*Task brief:* Rewrite every line in these items as one numbered list, skipping any blank lines.

*Given records:*
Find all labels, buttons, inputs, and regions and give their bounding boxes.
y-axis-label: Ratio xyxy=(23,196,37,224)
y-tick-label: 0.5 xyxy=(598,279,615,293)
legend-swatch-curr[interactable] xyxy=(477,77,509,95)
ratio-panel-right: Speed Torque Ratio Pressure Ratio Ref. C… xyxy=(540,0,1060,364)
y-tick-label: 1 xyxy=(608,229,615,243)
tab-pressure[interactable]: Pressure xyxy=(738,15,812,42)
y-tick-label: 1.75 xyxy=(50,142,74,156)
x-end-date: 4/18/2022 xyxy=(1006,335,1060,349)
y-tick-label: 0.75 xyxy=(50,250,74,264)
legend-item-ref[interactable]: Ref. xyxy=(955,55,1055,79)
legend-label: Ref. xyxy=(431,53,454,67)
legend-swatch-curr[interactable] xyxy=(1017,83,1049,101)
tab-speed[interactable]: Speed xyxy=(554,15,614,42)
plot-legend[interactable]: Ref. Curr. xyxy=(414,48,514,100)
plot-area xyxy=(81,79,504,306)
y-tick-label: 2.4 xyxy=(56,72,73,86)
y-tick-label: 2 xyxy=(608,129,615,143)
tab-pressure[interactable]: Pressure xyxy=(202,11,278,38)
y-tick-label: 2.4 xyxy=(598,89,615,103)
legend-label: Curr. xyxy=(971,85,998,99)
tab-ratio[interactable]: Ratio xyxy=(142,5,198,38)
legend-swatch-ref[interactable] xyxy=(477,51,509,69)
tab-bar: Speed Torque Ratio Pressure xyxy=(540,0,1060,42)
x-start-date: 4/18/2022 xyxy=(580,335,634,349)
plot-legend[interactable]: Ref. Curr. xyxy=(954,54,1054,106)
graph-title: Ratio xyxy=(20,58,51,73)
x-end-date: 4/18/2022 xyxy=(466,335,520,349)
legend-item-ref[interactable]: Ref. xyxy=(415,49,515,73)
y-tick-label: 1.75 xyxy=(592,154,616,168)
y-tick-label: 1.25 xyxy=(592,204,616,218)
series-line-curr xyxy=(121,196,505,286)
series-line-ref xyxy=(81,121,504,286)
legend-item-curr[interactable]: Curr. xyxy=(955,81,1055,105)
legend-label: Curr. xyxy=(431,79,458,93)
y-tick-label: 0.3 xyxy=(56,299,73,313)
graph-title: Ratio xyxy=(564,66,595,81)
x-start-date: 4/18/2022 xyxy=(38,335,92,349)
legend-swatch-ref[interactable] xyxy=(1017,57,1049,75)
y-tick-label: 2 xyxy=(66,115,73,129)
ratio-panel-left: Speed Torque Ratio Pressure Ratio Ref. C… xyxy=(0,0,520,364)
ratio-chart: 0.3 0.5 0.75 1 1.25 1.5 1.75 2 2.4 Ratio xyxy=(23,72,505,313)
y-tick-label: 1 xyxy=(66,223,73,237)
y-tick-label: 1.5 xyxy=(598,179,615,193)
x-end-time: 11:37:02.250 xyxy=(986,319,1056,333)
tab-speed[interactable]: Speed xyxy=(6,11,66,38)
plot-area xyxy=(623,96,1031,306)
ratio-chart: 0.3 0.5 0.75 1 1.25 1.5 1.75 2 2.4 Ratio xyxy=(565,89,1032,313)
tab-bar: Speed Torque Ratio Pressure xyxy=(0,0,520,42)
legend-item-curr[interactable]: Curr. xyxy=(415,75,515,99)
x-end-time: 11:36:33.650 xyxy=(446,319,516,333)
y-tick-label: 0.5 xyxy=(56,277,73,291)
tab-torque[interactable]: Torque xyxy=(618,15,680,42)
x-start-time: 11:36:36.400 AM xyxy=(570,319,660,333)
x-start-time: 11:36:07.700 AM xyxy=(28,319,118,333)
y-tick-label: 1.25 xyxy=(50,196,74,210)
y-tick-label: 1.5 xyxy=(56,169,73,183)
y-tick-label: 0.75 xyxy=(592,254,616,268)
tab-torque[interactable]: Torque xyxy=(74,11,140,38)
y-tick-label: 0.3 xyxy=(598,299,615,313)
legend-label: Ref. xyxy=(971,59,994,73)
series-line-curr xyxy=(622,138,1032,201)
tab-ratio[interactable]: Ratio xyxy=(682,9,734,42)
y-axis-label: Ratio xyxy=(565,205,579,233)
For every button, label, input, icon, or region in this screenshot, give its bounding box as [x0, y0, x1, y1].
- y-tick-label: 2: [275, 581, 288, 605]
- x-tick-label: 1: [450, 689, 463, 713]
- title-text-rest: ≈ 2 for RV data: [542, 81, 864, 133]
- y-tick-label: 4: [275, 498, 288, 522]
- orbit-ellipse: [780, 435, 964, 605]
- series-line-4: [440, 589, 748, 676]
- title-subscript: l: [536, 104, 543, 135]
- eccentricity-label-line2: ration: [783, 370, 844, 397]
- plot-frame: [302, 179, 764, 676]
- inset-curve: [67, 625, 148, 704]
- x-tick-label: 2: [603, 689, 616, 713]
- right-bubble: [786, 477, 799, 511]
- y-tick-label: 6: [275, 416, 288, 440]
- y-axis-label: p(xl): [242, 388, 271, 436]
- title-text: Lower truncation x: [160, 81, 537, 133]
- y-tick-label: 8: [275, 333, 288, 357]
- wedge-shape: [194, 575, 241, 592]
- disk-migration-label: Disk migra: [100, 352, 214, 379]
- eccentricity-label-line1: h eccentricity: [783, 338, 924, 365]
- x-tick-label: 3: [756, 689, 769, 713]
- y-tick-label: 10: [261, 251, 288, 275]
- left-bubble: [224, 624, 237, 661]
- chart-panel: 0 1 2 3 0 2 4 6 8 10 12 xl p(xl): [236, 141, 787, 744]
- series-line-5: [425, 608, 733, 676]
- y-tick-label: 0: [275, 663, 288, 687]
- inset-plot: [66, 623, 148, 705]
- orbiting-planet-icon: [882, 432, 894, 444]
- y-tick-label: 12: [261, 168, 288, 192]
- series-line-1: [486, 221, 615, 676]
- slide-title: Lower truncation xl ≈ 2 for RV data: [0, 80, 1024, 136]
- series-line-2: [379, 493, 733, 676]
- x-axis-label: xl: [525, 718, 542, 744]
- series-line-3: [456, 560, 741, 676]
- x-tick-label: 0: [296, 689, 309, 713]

*Exercise result:*
1. Find all labels, buttons, inputs, and regions and give their bounding boxes.
2. y-axis-label: Ratio xyxy=(23,196,37,224)
3. y-tick-label: 0.5 xyxy=(598,279,615,293)
4. legend-swatch-curr[interactable] xyxy=(477,77,509,95)
5. ratio-panel-right: Speed Torque Ratio Pressure Ratio Ref. C… xyxy=(540,0,1060,364)
6. y-tick-label: 1 xyxy=(608,229,615,243)
7. tab-pressure[interactable]: Pressure xyxy=(738,15,812,42)
8. y-tick-label: 1.75 xyxy=(50,142,74,156)
9. x-end-date: 4/18/2022 xyxy=(1006,335,1060,349)
10. y-tick-label: 0.75 xyxy=(50,250,74,264)
11. legend-item-ref[interactable]: Ref. xyxy=(955,55,1055,79)
12. legend-label: Ref. xyxy=(431,53,454,67)
13. legend-swatch-curr[interactable] xyxy=(1017,83,1049,101)
14. tab-speed[interactable]: Speed xyxy=(554,15,614,42)
15. plot-legend[interactable]: Ref. Curr. xyxy=(414,48,514,100)
16. plot-area xyxy=(81,79,504,306)
17. y-tick-label: 2.4 xyxy=(56,72,73,86)
18. y-tick-label: 2 xyxy=(608,129,615,143)
19. tab-pressure[interactable]: Pressure xyxy=(202,11,278,38)
20. y-tick-label: 2.4 xyxy=(598,89,615,103)
21. legend-label: Curr. xyxy=(971,85,998,99)
22. tab-ratio[interactable]: Ratio xyxy=(142,5,198,38)
23. legend-swatch-ref[interactable] xyxy=(477,51,509,69)
24. tab-bar: Speed Torque Ratio Pressure xyxy=(540,0,1060,42)
25. x-start-date: 4/18/2022 xyxy=(580,335,634,349)
26. plot-legend[interactable]: Ref. Curr. xyxy=(954,54,1054,106)
27. graph-title: Ratio xyxy=(20,58,51,73)
28. x-end-date: 4/18/2022 xyxy=(466,335,520,349)
29. legend-item-ref[interactable]: Ref. xyxy=(415,49,515,73)
30. y-tick-label: 1.75 xyxy=(592,154,616,168)
31. y-tick-label: 1.25 xyxy=(592,204,616,218)
32. series-line-curr xyxy=(121,196,505,286)
33. series-line-ref xyxy=(81,121,504,286)
34. legend-item-curr[interactable]: Curr. xyxy=(955,81,1055,105)
35. legend-label: Curr. xyxy=(431,79,458,93)
36. y-tick-label: 0.3 xyxy=(56,299,73,313)
37. graph-title: Ratio xyxy=(564,66,595,81)
38. x-start-date: 4/18/2022 xyxy=(38,335,92,349)
39. legend-swatch-ref[interactable] xyxy=(1017,57,1049,75)
40. y-tick-label: 2 xyxy=(66,115,73,129)
41. ratio-panel-left: Speed Torque Ratio Pressure Ratio Ref. C… xyxy=(0,0,520,364)
42. ratio-chart: 0.3 0.5 0.75 1 1.25 1.5 1.75 2 2.4 Ratio xyxy=(23,72,505,313)
43. y-tick-label: 1 xyxy=(66,223,73,237)
44. y-tick-label: 1.5 xyxy=(598,179,615,193)
45. x-end-time: 11:37:02.250 xyxy=(986,319,1056,333)
46. tab-speed[interactable]: Speed xyxy=(6,11,66,38)
47. plot-area xyxy=(623,96,1031,306)
48. ratio-chart: 0.3 0.5 0.75 1 1.25 1.5 1.75 2 2.4 Ratio xyxy=(565,89,1032,313)
49. tab-bar: Speed Torque Ratio Pressure xyxy=(0,0,520,42)
50. legend-item-curr[interactable]: Curr. xyxy=(415,75,515,99)
51. x-end-time: 11:36:33.650 xyxy=(446,319,516,333)
52. y-tick-label: 0.5 xyxy=(56,277,73,291)
53. tab-torque[interactable]: Torque xyxy=(618,15,680,42)
54. x-start-time: 11:36:36.400 AM xyxy=(570,319,660,333)
55. x-start-time: 11:36:07.700 AM xyxy=(28,319,118,333)
56. y-tick-label: 1.25 xyxy=(50,196,74,210)
57. y-tick-label: 1.5 xyxy=(56,169,73,183)
58. y-tick-label: 0.75 xyxy=(592,254,616,268)
59. tab-torque[interactable]: Torque xyxy=(74,11,140,38)
60. y-tick-label: 0.3 xyxy=(598,299,615,313)
61. legend-label: Ref. xyxy=(971,59,994,73)
62. series-line-curr xyxy=(622,138,1032,201)
63. tab-ratio[interactable]: Ratio xyxy=(682,9,734,42)
64. y-axis-label: Ratio xyxy=(565,205,579,233)
65. For every button, label, input, icon, or region in this screenshot, give its bounding box as [x0, y0, x1, y1].
66. - y-tick-label: 2: [275, 581, 288, 605]
67. - x-tick-label: 1: [450, 689, 463, 713]
68. - title-text-rest: ≈ 2 for RV data: [542, 81, 864, 133]
69. - y-tick-label: 4: [275, 498, 288, 522]
70. - orbit-ellipse: [780, 435, 964, 605]
71. - series-line-4: [440, 589, 748, 676]
72. - title-subscript: l: [536, 104, 543, 135]
73. - eccentricity-label-line2: ration: [783, 370, 844, 397]
74. - plot-frame: [302, 179, 764, 676]
75. - inset-curve: [67, 625, 148, 704]
76. - x-tick-label: 2: [603, 689, 616, 713]
77. - right-bubble: [786, 477, 799, 511]
78. - y-tick-label: 6: [275, 416, 288, 440]
79. - y-axis-label: p(xl): [242, 388, 271, 436]
80. - title-text: Lower truncation x: [160, 81, 537, 133]
81. - y-tick-label: 8: [275, 333, 288, 357]
82. - wedge-shape: [194, 575, 241, 592]
83. - disk-migration-label: Disk migra: [100, 352, 214, 379]
84. - eccentricity-label-line1: h eccentricity: [783, 338, 924, 365]
85. - x-tick-label: 3: [756, 689, 769, 713]
86. - y-tick-label: 10: [261, 251, 288, 275]
87. - left-bubble: [224, 624, 237, 661]
88. - chart-panel: 0 1 2 3 0 2 4 6 8 10 12 xl p(xl): [236, 141, 787, 744]
89. - series-line-5: [425, 608, 733, 676]
90. - y-tick-label: 0: [275, 663, 288, 687]
91. - inset-plot: [66, 623, 148, 705]
92. - orbiting-planet-icon: [882, 432, 894, 444]
93. - y-tick-label: 12: [261, 168, 288, 192]
94. - series-line-1: [486, 221, 615, 676]
95. - slide-title: Lower truncation xl ≈ 2 for RV data: [0, 80, 1024, 136]
96. - series-line-2: [379, 493, 733, 676]
97. - x-axis-label: xl: [525, 718, 542, 744]
98. - series-line-3: [456, 560, 741, 676]
99. - x-tick-label: 0: [296, 689, 309, 713]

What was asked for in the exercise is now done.